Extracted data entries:
++++++++

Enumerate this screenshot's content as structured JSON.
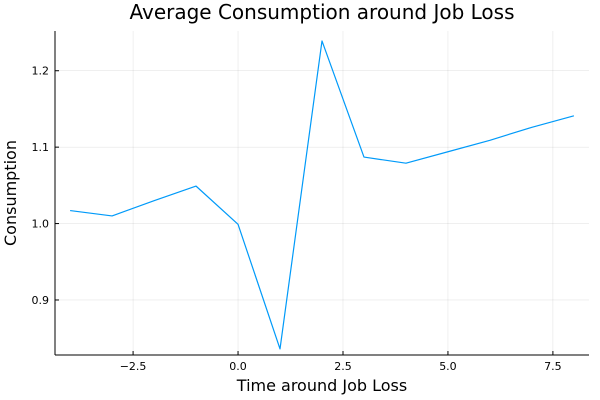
{
  "chart_data": {
    "type": "line",
    "title": "Average Consumption around Job Loss",
    "xlabel": "Time around Job Loss",
    "ylabel": "Consumption",
    "xlim": [
      -4.36,
      8.36
    ],
    "ylim": [
      0.828,
      1.252
    ],
    "xticks": [
      -2.5,
      0.0,
      2.5,
      5.0,
      7.5
    ],
    "xtick_labels": [
      "−2.5",
      "0.0",
      "2.5",
      "5.0",
      "7.5"
    ],
    "yticks": [
      0.9,
      1.0,
      1.1,
      1.2
    ],
    "ytick_labels": [
      "0.9",
      "1.0",
      "1.1",
      "1.2"
    ],
    "grid": true,
    "legend": "none",
    "series": [
      {
        "color": "#009af9",
        "x": [
          -4,
          -3,
          -2,
          -1,
          0,
          1,
          2,
          3,
          4,
          5,
          6,
          7,
          8
        ],
        "y": [
          1.017,
          1.01,
          1.03,
          1.049,
          0.999,
          0.836,
          1.239,
          1.087,
          1.079,
          1.094,
          1.109,
          1.126,
          1.141
        ]
      }
    ]
  }
}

++++++++

Go through the entries above and print each one exactly, minus the pictures.

Enumerate this screenshot's content as structured JSON.
{
  "chart_data": {
    "type": "line",
    "title": "Average Consumption around Job Loss",
    "xlabel": "Time around Job Loss",
    "ylabel": "Consumption",
    "xlim": [
      -4.36,
      8.36
    ],
    "ylim": [
      0.828,
      1.252
    ],
    "xticks": [
      -2.5,
      0.0,
      2.5,
      5.0,
      7.5
    ],
    "xtick_labels": [
      "−2.5",
      "0.0",
      "2.5",
      "5.0",
      "7.5"
    ],
    "yticks": [
      0.9,
      1.0,
      1.1,
      1.2
    ],
    "ytick_labels": [
      "0.9",
      "1.0",
      "1.1",
      "1.2"
    ],
    "grid": true,
    "legend": "none",
    "series": [
      {
        "color": "#009af9",
        "x": [
          -4,
          -3,
          -2,
          -1,
          0,
          1,
          2,
          3,
          4,
          5,
          6,
          7,
          8
        ],
        "y": [
          1.017,
          1.01,
          1.03,
          1.049,
          0.999,
          0.836,
          1.239,
          1.087,
          1.079,
          1.094,
          1.109,
          1.126,
          1.141
        ]
      }
    ]
  }
}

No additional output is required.